JOB ▸
Repeat all of the rows below word for word, but leave out the pictures.
=======
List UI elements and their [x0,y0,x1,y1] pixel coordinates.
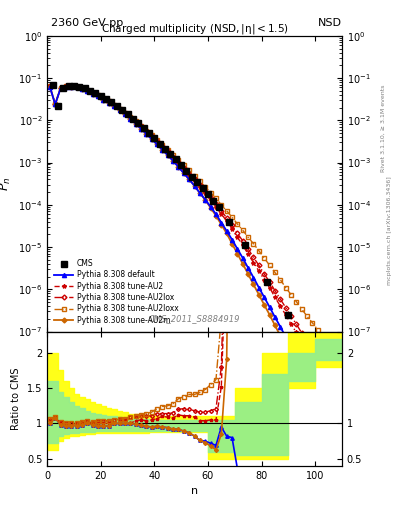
Pythia 8.308 tune-AU2m [139,125,143,132]
Text: NSD: NSD [318,18,342,28]
CMS [93,90,98,96]
Text: Rivet 3.1.10, ≥ 3.1M events: Rivet 3.1.10, ≥ 3.1M events [381,84,386,172]
Pythia 8.308 tune-AU2loxx [128,114,132,120]
CMS [50,82,55,88]
Y-axis label: $P_n$: $P_n$ [0,177,13,191]
CMS [104,96,108,102]
Pythia 8.308 tune-AU2 [128,116,132,122]
Pythia 8.308 default [230,237,234,243]
CMS [82,86,87,92]
Pythia 8.308 tune-AU2 [133,120,138,126]
Pythia 8.308 tune-AU2 [316,365,320,371]
Pythia 8.308 tune-AU2lox [310,347,315,353]
CMS [72,83,76,89]
CMS [120,106,125,113]
CMS [211,198,216,204]
Pythia 8.308 tune-AU2m [316,402,320,408]
CMS [152,135,157,141]
CMS [264,279,269,285]
CMS [189,174,194,180]
CMS [200,185,205,191]
Line: Pythia 8.308 tune-AU2loxx: Pythia 8.308 tune-AU2loxx [48,83,320,332]
CMS [61,85,66,91]
Pythia 8.308 tune-AU2lox [107,98,111,104]
Y-axis label: Ratio to CMS: Ratio to CMS [11,368,21,430]
CMS [216,204,221,210]
CMS [141,125,146,131]
Pythia 8.308 tune-AU2lox [316,355,320,361]
CMS [98,93,103,99]
Pythia 8.308 default [64,83,68,90]
CMS [179,162,184,168]
CMS [114,103,119,109]
Pythia 8.308 tune-AU2loxx [241,227,245,233]
Text: mcplots.cern.ch [arXiv:1306.3436]: mcplots.cern.ch [arXiv:1306.3436] [387,176,391,285]
CMS [243,242,248,248]
Pythia 8.308 default [112,103,116,109]
CMS [313,351,318,357]
X-axis label: n: n [191,486,198,496]
Pythia 8.308 tune-AU2m [112,103,116,109]
Pythia 8.308 tune-AU2m [48,84,52,90]
Pythia 8.308 tune-AU2loxx [224,208,229,214]
CMS [227,219,232,225]
CMS [66,83,71,89]
CMS [136,120,141,126]
Pythia 8.308 default [139,125,143,132]
Pythia 8.308 tune-AU2 [241,242,245,248]
Pythia 8.308 tune-AU2loxx [107,98,111,104]
Pythia 8.308 tune-AU2 [48,83,52,89]
CMS [168,151,173,157]
CMS [206,191,210,197]
Line: Pythia 8.308 tune-AU2: Pythia 8.308 tune-AU2 [48,84,320,370]
Pythia 8.308 tune-AU2 [107,99,111,105]
Pythia 8.308 default [246,265,250,271]
Pythia 8.308 tune-AU2m [246,271,250,277]
Line: Pythia 8.308 default: Pythia 8.308 default [48,84,320,398]
CMS [163,146,167,152]
CMS [184,168,189,174]
Line: Pythia 8.308 tune-AU2lox: Pythia 8.308 tune-AU2lox [48,84,320,360]
Pythia 8.308 default [48,84,52,90]
Pythia 8.308 tune-AU2lox [224,215,229,221]
Pythia 8.308 tune-AU2loxx [316,327,320,333]
Pythia 8.308 tune-AU2loxx [133,118,138,124]
CMS [147,130,151,136]
Pythia 8.308 default [133,120,138,126]
Pythia 8.308 tune-AU2loxx [48,82,52,89]
CMS [55,103,60,109]
Title: Charged multiplicity $(\rm NSD, |\eta| < 1.5)$: Charged multiplicity $(\rm NSD, |\eta| <… [101,22,288,36]
Text: 2360 GeV pp: 2360 GeV pp [51,18,123,28]
Pythia 8.308 tune-AU2 [224,218,229,224]
Line: CMS: CMS [50,82,318,356]
CMS [109,99,114,105]
Pythia 8.308 tune-AU2 [310,356,315,362]
CMS [195,179,200,185]
CMS [125,111,130,117]
Legend: CMS, Pythia 8.308 default, Pythia 8.308 tune-AU2, Pythia 8.308 tune-AU2lox, Pyth: CMS, Pythia 8.308 default, Pythia 8.308 … [51,256,182,328]
Pythia 8.308 tune-AU2lox [133,119,138,125]
Pythia 8.308 tune-AU2m [230,241,234,247]
CMS [286,312,291,318]
Pythia 8.308 tune-AU2loxx [310,320,315,326]
CMS [130,116,135,122]
Pythia 8.308 tune-AU2m [310,393,315,399]
Pythia 8.308 tune-AU2lox [241,238,245,244]
CMS [157,141,162,147]
Pythia 8.308 tune-AU2lox [128,114,132,120]
Line: Pythia 8.308 tune-AU2m: Pythia 8.308 tune-AU2m [48,85,320,407]
Pythia 8.308 tune-AU2m [133,120,138,126]
Pythia 8.308 default [310,383,315,390]
CMS [77,84,82,90]
CMS [173,156,178,162]
Pythia 8.308 tune-AU2m [64,83,68,90]
Text: CMS_2011_S8884919: CMS_2011_S8884919 [149,314,240,323]
Pythia 8.308 tune-AU2lox [48,83,52,89]
Pythia 8.308 default [316,393,320,399]
CMS [88,88,92,94]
=======
CORRECT RESULT ▸
List UI elements and their [x0,y0,x1,y1] pixel coordinates.
Pythia 8.308 tune-AU2m [139,125,143,132]
Text: NSD: NSD [318,18,342,28]
CMS [93,90,98,96]
Text: Rivet 3.1.10, ≥ 3.1M events: Rivet 3.1.10, ≥ 3.1M events [381,84,386,172]
Pythia 8.308 tune-AU2loxx [128,114,132,120]
CMS [50,82,55,88]
Y-axis label: $P_n$: $P_n$ [0,177,13,191]
CMS [104,96,108,102]
Pythia 8.308 tune-AU2 [128,116,132,122]
Pythia 8.308 default [230,237,234,243]
CMS [82,86,87,92]
Pythia 8.308 tune-AU2 [133,120,138,126]
Pythia 8.308 tune-AU2 [316,365,320,371]
Pythia 8.308 tune-AU2lox [310,347,315,353]
CMS [72,83,76,89]
CMS [120,106,125,113]
CMS [211,198,216,204]
Pythia 8.308 tune-AU2m [316,402,320,408]
CMS [152,135,157,141]
CMS [264,279,269,285]
CMS [189,174,194,180]
CMS [200,185,205,191]
Line: Pythia 8.308 tune-AU2loxx: Pythia 8.308 tune-AU2loxx [48,83,320,332]
CMS [61,85,66,91]
Pythia 8.308 tune-AU2lox [107,98,111,104]
Y-axis label: Ratio to CMS: Ratio to CMS [11,368,21,430]
CMS [216,204,221,210]
CMS [141,125,146,131]
Pythia 8.308 tune-AU2lox [316,355,320,361]
CMS [98,93,103,99]
Pythia 8.308 default [64,83,68,90]
CMS [179,162,184,168]
CMS [114,103,119,109]
Pythia 8.308 tune-AU2loxx [241,227,245,233]
Text: mcplots.cern.ch [arXiv:1306.3436]: mcplots.cern.ch [arXiv:1306.3436] [387,176,391,285]
CMS [243,242,248,248]
Pythia 8.308 default [112,103,116,109]
CMS [313,351,318,357]
X-axis label: n: n [191,486,198,496]
Pythia 8.308 tune-AU2m [112,103,116,109]
Pythia 8.308 tune-AU2m [48,84,52,90]
Pythia 8.308 tune-AU2loxx [224,208,229,214]
CMS [227,219,232,225]
CMS [66,83,71,89]
CMS [136,120,141,126]
Pythia 8.308 default [139,125,143,132]
Pythia 8.308 tune-AU2 [241,242,245,248]
Pythia 8.308 tune-AU2loxx [107,98,111,104]
Pythia 8.308 tune-AU2 [48,83,52,89]
CMS [168,151,173,157]
CMS [206,191,210,197]
Line: Pythia 8.308 tune-AU2: Pythia 8.308 tune-AU2 [48,84,320,370]
Pythia 8.308 tune-AU2 [107,99,111,105]
Pythia 8.308 default [246,265,250,271]
Pythia 8.308 tune-AU2m [246,271,250,277]
Line: Pythia 8.308 default: Pythia 8.308 default [48,84,320,398]
CMS [163,146,167,152]
CMS [184,168,189,174]
Line: Pythia 8.308 tune-AU2lox: Pythia 8.308 tune-AU2lox [48,84,320,360]
Pythia 8.308 default [48,84,52,90]
Pythia 8.308 tune-AU2lox [224,215,229,221]
Pythia 8.308 tune-AU2loxx [316,327,320,333]
Pythia 8.308 tune-AU2loxx [133,118,138,124]
CMS [147,130,151,136]
Pythia 8.308 default [133,120,138,126]
Pythia 8.308 tune-AU2loxx [48,82,52,89]
CMS [55,103,60,109]
Title: Charged multiplicity $(\rm NSD, |\eta| < 1.5)$: Charged multiplicity $(\rm NSD, |\eta| <… [101,22,288,36]
Text: 2360 GeV pp: 2360 GeV pp [51,18,123,28]
Pythia 8.308 tune-AU2 [224,218,229,224]
Line: CMS: CMS [50,82,318,356]
CMS [109,99,114,105]
Pythia 8.308 tune-AU2 [310,356,315,362]
CMS [195,179,200,185]
CMS [125,111,130,117]
Legend: CMS, Pythia 8.308 default, Pythia 8.308 tune-AU2, Pythia 8.308 tune-AU2lox, Pyth: CMS, Pythia 8.308 default, Pythia 8.308 … [51,256,182,328]
Pythia 8.308 tune-AU2lox [133,119,138,125]
Pythia 8.308 tune-AU2m [230,241,234,247]
CMS [286,312,291,318]
Pythia 8.308 tune-AU2loxx [310,320,315,326]
CMS [130,116,135,122]
Pythia 8.308 tune-AU2m [310,393,315,399]
Pythia 8.308 tune-AU2lox [241,238,245,244]
CMS [157,141,162,147]
Pythia 8.308 tune-AU2lox [128,114,132,120]
Line: Pythia 8.308 tune-AU2m: Pythia 8.308 tune-AU2m [48,85,320,407]
Pythia 8.308 tune-AU2m [133,120,138,126]
Pythia 8.308 default [310,383,315,390]
CMS [77,84,82,90]
CMS [173,156,178,162]
Pythia 8.308 tune-AU2m [64,83,68,90]
Text: CMS_2011_S8884919: CMS_2011_S8884919 [149,314,240,323]
Pythia 8.308 tune-AU2lox [48,83,52,89]
Pythia 8.308 default [316,393,320,399]
CMS [88,88,92,94]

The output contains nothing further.